What you will do: Set out each line from the following listing that includes the word "Volume".

Supplied data:
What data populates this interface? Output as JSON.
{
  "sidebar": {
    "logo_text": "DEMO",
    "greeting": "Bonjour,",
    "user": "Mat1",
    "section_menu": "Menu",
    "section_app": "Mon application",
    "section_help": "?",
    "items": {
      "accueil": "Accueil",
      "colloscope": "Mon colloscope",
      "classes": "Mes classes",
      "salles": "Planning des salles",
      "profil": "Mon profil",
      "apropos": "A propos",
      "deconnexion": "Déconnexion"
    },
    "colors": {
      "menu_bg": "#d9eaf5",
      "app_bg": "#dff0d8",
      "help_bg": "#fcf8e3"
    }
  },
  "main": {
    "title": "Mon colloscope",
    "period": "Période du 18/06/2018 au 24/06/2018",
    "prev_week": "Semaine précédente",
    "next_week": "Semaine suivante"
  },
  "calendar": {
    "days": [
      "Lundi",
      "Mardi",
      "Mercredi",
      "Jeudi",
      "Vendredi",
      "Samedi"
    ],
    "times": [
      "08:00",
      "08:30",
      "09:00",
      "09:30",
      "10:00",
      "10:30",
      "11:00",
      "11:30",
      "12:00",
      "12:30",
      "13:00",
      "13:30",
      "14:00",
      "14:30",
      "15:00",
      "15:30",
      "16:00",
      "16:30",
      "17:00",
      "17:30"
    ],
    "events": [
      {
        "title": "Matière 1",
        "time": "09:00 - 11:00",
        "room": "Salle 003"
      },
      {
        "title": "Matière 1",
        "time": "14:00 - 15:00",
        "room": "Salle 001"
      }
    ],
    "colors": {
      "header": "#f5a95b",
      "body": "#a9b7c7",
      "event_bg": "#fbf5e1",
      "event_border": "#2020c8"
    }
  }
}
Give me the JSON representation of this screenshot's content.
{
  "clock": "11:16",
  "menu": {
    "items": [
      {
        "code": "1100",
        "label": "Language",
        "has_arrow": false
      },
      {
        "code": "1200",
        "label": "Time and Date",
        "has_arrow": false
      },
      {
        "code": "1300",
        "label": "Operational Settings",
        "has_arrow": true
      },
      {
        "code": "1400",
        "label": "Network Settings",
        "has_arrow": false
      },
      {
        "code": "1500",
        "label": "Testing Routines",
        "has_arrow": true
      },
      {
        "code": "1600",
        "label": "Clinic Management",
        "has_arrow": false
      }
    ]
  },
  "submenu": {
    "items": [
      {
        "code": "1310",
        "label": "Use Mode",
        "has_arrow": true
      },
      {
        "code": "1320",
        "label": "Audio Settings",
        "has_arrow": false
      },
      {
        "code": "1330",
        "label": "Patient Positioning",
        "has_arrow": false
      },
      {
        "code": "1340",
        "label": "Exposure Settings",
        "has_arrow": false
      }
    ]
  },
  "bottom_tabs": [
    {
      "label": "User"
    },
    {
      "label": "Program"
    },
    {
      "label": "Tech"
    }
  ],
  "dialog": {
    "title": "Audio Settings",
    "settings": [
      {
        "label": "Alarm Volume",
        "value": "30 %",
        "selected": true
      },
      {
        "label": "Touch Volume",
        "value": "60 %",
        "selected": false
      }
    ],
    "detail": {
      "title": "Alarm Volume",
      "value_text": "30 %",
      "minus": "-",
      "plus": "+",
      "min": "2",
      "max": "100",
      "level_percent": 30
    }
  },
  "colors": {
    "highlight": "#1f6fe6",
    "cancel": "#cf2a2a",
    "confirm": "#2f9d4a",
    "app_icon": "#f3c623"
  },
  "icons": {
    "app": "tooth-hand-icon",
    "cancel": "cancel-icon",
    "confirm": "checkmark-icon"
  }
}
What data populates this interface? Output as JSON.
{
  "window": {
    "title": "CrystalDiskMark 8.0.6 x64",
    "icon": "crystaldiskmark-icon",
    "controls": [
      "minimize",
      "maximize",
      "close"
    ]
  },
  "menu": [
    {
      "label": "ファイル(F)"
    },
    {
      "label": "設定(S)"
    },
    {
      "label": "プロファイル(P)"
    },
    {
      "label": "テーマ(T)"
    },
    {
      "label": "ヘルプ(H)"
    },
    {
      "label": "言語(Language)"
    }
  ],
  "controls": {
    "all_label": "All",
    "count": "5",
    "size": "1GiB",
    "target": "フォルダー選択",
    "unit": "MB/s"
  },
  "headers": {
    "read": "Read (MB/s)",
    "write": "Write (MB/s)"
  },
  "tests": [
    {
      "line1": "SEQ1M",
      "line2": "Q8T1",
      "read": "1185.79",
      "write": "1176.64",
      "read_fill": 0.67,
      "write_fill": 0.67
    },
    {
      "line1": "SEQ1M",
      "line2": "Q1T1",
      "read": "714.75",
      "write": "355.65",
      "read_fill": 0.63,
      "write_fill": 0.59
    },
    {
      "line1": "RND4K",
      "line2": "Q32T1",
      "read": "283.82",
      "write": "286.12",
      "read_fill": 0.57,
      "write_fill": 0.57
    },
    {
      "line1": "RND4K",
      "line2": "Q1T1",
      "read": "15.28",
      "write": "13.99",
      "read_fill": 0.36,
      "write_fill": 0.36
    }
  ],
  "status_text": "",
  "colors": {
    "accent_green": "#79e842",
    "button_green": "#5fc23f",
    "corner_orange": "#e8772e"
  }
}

Solution for this task:
        "label": "Alarm Volume",
        "label": "Touch Volume",
      "title": "Alarm Volume",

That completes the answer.